(Dataset records)

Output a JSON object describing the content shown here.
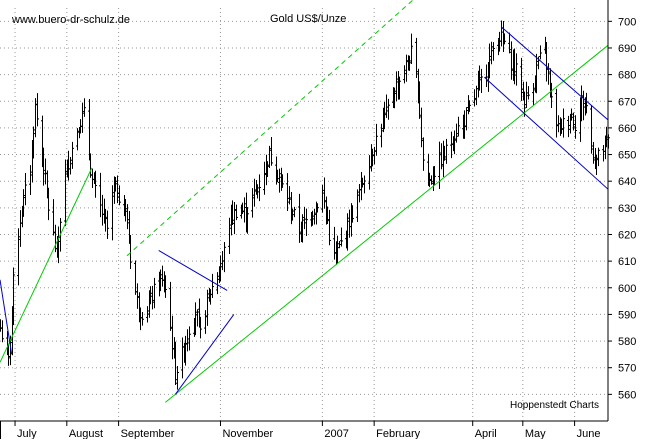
{
  "chart_data": {
    "type": "bar",
    "subtype": "ohlc",
    "title": "Gold US$/Unze",
    "watermark": "www.buero-dr-schulz.de",
    "source": "Hoppenstedt Charts",
    "ylim": [
      550,
      705
    ],
    "y_ticks": [
      560,
      570,
      580,
      590,
      600,
      610,
      620,
      630,
      640,
      650,
      660,
      670,
      680,
      690,
      700
    ],
    "y_axis_position": "right",
    "grid": true,
    "x_range": [
      "2006-06-22",
      "2007-06-21"
    ],
    "x_tick_labels": [
      {
        "label": "July",
        "date": "2006-07-01"
      },
      {
        "label": "August",
        "date": "2006-08-01"
      },
      {
        "label": "September",
        "date": "2006-09-01"
      },
      {
        "label": "November",
        "date": "2006-11-01"
      },
      {
        "label": "2007",
        "date": "2007-01-01"
      },
      {
        "label": "February",
        "date": "2007-02-01"
      },
      {
        "label": "April",
        "date": "2007-04-01"
      },
      {
        "label": "May",
        "date": "2007-05-01"
      },
      {
        "label": "June",
        "date": "2007-06-01"
      }
    ],
    "price_path": [
      [
        "2006-06-22",
        585
      ],
      [
        "2006-06-27",
        572
      ],
      [
        "2006-07-01",
        612
      ],
      [
        "2006-07-05",
        630
      ],
      [
        "2006-07-10",
        645
      ],
      [
        "2006-07-13",
        668
      ],
      [
        "2006-07-18",
        645
      ],
      [
        "2006-07-21",
        630
      ],
      [
        "2006-07-26",
        612
      ],
      [
        "2006-07-30",
        640
      ],
      [
        "2006-08-03",
        650
      ],
      [
        "2006-08-08",
        662
      ],
      [
        "2006-08-11",
        665
      ],
      [
        "2006-08-16",
        640
      ],
      [
        "2006-08-21",
        630
      ],
      [
        "2006-08-25",
        622
      ],
      [
        "2006-08-29",
        638
      ],
      [
        "2006-09-02",
        634
      ],
      [
        "2006-09-06",
        625
      ],
      [
        "2006-09-09",
        605
      ],
      [
        "2006-09-13",
        592
      ],
      [
        "2006-09-17",
        590
      ],
      [
        "2006-09-21",
        597
      ],
      [
        "2006-09-25",
        603
      ],
      [
        "2006-09-29",
        600
      ],
      [
        "2006-10-02",
        585
      ],
      [
        "2006-10-05",
        568
      ],
      [
        "2006-10-09",
        575
      ],
      [
        "2006-10-13",
        585
      ],
      [
        "2006-10-17",
        592
      ],
      [
        "2006-10-20",
        582
      ],
      [
        "2006-10-24",
        595
      ],
      [
        "2006-10-28",
        602
      ],
      [
        "2006-11-02",
        610
      ],
      [
        "2006-11-06",
        625
      ],
      [
        "2006-11-11",
        630
      ],
      [
        "2006-11-16",
        628
      ],
      [
        "2006-11-21",
        635
      ],
      [
        "2006-11-26",
        642
      ],
      [
        "2006-11-30",
        650
      ],
      [
        "2006-12-04",
        645
      ],
      [
        "2006-12-08",
        638
      ],
      [
        "2006-12-13",
        630
      ],
      [
        "2006-12-18",
        622
      ],
      [
        "2006-12-22",
        625
      ],
      [
        "2006-12-27",
        630
      ],
      [
        "2007-01-01",
        635
      ],
      [
        "2007-01-04",
        625
      ],
      [
        "2007-01-07",
        610
      ],
      [
        "2007-01-11",
        615
      ],
      [
        "2007-01-15",
        622
      ],
      [
        "2007-01-20",
        630
      ],
      [
        "2007-01-25",
        640
      ],
      [
        "2007-01-30",
        650
      ],
      [
        "2007-02-03",
        658
      ],
      [
        "2007-02-08",
        665
      ],
      [
        "2007-02-13",
        675
      ],
      [
        "2007-02-18",
        680
      ],
      [
        "2007-02-23",
        688
      ],
      [
        "2007-02-27",
        675
      ],
      [
        "2007-03-02",
        648
      ],
      [
        "2007-03-06",
        640
      ],
      [
        "2007-03-10",
        645
      ],
      [
        "2007-03-15",
        650
      ],
      [
        "2007-03-19",
        655
      ],
      [
        "2007-03-23",
        660
      ],
      [
        "2007-03-27",
        663
      ],
      [
        "2007-03-31",
        668
      ],
      [
        "2007-04-04",
        675
      ],
      [
        "2007-04-08",
        680
      ],
      [
        "2007-04-12",
        688
      ],
      [
        "2007-04-16",
        695
      ],
      [
        "2007-04-20",
        692
      ],
      [
        "2007-04-24",
        685
      ],
      [
        "2007-04-28",
        680
      ],
      [
        "2007-05-02",
        670
      ],
      [
        "2007-05-06",
        675
      ],
      [
        "2007-05-10",
        685
      ],
      [
        "2007-05-14",
        688
      ],
      [
        "2007-05-18",
        670
      ],
      [
        "2007-05-22",
        660
      ],
      [
        "2007-05-26",
        662
      ],
      [
        "2007-05-30",
        665
      ],
      [
        "2007-06-02",
        660
      ],
      [
        "2007-06-05",
        670
      ],
      [
        "2007-06-08",
        668
      ],
      [
        "2007-06-11",
        652
      ],
      [
        "2007-06-14",
        648
      ],
      [
        "2007-06-18",
        652
      ],
      [
        "2007-06-21",
        655
      ]
    ],
    "trendlines": [
      {
        "color": "#00cc00",
        "style": "solid",
        "points": [
          [
            "2006-06-22",
            572
          ],
          [
            "2006-08-16",
            645
          ]
        ]
      },
      {
        "color": "#00cc00",
        "style": "solid",
        "points": [
          [
            "2006-09-29",
            557
          ],
          [
            "2007-06-21",
            691
          ]
        ]
      },
      {
        "color": "#00cc00",
        "style": "dashed",
        "points": [
          [
            "2006-09-06",
            612
          ],
          [
            "2007-02-26",
            709
          ]
        ]
      },
      {
        "color": "#0000cc",
        "style": "solid",
        "points": [
          [
            "2006-06-22",
            603
          ],
          [
            "2006-06-29",
            575
          ]
        ]
      },
      {
        "color": "#0000cc",
        "style": "solid",
        "points": [
          [
            "2006-09-25",
            614
          ],
          [
            "2006-11-05",
            599
          ]
        ]
      },
      {
        "color": "#0000cc",
        "style": "solid",
        "points": [
          [
            "2006-10-05",
            560
          ],
          [
            "2006-11-09",
            590
          ]
        ]
      },
      {
        "color": "#0000cc",
        "style": "solid",
        "points": [
          [
            "2007-04-18",
            698
          ],
          [
            "2007-06-21",
            663
          ]
        ]
      },
      {
        "color": "#0000cc",
        "style": "solid",
        "points": [
          [
            "2007-04-08",
            679
          ],
          [
            "2007-06-21",
            637
          ]
        ]
      }
    ],
    "colors": {
      "price": "#000000",
      "grid": "#999999",
      "support": "#00cc00",
      "channel": "#0000cc"
    }
  }
}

[Work to be completed]:
Where a line in the material above holds "date", copy that line.

[Solution for this problem]:
        "date": "2006-07-01"
        "date": "2006-08-01"
        "date": "2006-09-01"
        "date": "2006-11-01"
        "date": "2007-01-01"
        "date": "2007-02-01"
        "date": "2007-04-01"
        "date": "2007-05-01"
        "date": "2007-06-01"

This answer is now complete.